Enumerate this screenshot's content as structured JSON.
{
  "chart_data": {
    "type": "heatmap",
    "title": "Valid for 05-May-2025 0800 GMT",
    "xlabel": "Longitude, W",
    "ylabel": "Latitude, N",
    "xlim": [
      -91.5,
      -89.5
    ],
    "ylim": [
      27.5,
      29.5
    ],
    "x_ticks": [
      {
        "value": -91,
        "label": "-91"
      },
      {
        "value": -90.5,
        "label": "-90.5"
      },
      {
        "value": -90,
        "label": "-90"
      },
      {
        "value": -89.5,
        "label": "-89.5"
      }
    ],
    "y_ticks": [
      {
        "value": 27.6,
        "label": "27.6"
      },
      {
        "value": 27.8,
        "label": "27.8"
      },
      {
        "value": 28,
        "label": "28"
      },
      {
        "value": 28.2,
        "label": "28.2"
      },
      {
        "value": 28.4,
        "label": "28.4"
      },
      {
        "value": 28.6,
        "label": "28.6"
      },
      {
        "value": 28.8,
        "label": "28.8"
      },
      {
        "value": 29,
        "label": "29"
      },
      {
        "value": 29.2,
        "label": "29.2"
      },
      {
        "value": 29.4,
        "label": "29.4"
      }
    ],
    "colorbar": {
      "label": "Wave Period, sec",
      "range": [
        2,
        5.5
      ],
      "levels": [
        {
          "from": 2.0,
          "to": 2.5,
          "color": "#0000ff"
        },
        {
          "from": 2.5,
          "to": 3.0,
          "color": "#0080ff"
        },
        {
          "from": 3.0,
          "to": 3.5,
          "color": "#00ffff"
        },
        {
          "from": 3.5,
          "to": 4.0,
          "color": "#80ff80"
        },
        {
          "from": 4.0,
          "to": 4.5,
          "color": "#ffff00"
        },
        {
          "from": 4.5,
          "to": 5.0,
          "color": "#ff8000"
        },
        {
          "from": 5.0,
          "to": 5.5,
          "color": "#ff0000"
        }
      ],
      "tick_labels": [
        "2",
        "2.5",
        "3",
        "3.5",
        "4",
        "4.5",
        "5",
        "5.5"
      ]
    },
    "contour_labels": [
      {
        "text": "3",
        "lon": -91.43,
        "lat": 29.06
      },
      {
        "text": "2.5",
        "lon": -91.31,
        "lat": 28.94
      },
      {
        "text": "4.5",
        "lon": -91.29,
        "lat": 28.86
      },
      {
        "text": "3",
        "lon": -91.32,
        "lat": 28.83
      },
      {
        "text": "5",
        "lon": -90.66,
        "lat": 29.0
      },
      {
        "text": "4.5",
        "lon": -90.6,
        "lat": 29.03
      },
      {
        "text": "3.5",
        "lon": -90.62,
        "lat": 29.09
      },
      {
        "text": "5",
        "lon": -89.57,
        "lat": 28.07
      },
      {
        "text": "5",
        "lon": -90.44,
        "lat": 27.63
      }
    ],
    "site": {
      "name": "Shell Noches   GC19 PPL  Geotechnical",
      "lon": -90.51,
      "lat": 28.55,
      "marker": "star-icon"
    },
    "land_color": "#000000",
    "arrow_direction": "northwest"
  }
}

● ● ●

Copy all of the data exactly.

THE COMPLETED TASK:
Enumerate this screenshot's content as structured JSON.
{
  "chart_data": {
    "type": "heatmap",
    "title": "Valid for 05-May-2025 0800 GMT",
    "xlabel": "Longitude, W",
    "ylabel": "Latitude, N",
    "xlim": [
      -91.5,
      -89.5
    ],
    "ylim": [
      27.5,
      29.5
    ],
    "x_ticks": [
      {
        "value": -91,
        "label": "-91"
      },
      {
        "value": -90.5,
        "label": "-90.5"
      },
      {
        "value": -90,
        "label": "-90"
      },
      {
        "value": -89.5,
        "label": "-89.5"
      }
    ],
    "y_ticks": [
      {
        "value": 27.6,
        "label": "27.6"
      },
      {
        "value": 27.8,
        "label": "27.8"
      },
      {
        "value": 28,
        "label": "28"
      },
      {
        "value": 28.2,
        "label": "28.2"
      },
      {
        "value": 28.4,
        "label": "28.4"
      },
      {
        "value": 28.6,
        "label": "28.6"
      },
      {
        "value": 28.8,
        "label": "28.8"
      },
      {
        "value": 29,
        "label": "29"
      },
      {
        "value": 29.2,
        "label": "29.2"
      },
      {
        "value": 29.4,
        "label": "29.4"
      }
    ],
    "colorbar": {
      "label": "Wave Period, sec",
      "range": [
        2,
        5.5
      ],
      "levels": [
        {
          "from": 2.0,
          "to": 2.5,
          "color": "#0000ff"
        },
        {
          "from": 2.5,
          "to": 3.0,
          "color": "#0080ff"
        },
        {
          "from": 3.0,
          "to": 3.5,
          "color": "#00ffff"
        },
        {
          "from": 3.5,
          "to": 4.0,
          "color": "#80ff80"
        },
        {
          "from": 4.0,
          "to": 4.5,
          "color": "#ffff00"
        },
        {
          "from": 4.5,
          "to": 5.0,
          "color": "#ff8000"
        },
        {
          "from": 5.0,
          "to": 5.5,
          "color": "#ff0000"
        }
      ],
      "tick_labels": [
        "2",
        "2.5",
        "3",
        "3.5",
        "4",
        "4.5",
        "5",
        "5.5"
      ]
    },
    "contour_labels": [
      {
        "text": "3",
        "lon": -91.43,
        "lat": 29.06
      },
      {
        "text": "2.5",
        "lon": -91.31,
        "lat": 28.94
      },
      {
        "text": "4.5",
        "lon": -91.29,
        "lat": 28.86
      },
      {
        "text": "3",
        "lon": -91.32,
        "lat": 28.83
      },
      {
        "text": "5",
        "lon": -90.66,
        "lat": 29.0
      },
      {
        "text": "4.5",
        "lon": -90.6,
        "lat": 29.03
      },
      {
        "text": "3.5",
        "lon": -90.62,
        "lat": 29.09
      },
      {
        "text": "5",
        "lon": -89.57,
        "lat": 28.07
      },
      {
        "text": "5",
        "lon": -90.44,
        "lat": 27.63
      }
    ],
    "site": {
      "name": "Shell Noches   GC19 PPL  Geotechnical",
      "lon": -90.51,
      "lat": 28.55,
      "marker": "star-icon"
    },
    "land_color": "#000000",
    "arrow_direction": "northwest"
  }
}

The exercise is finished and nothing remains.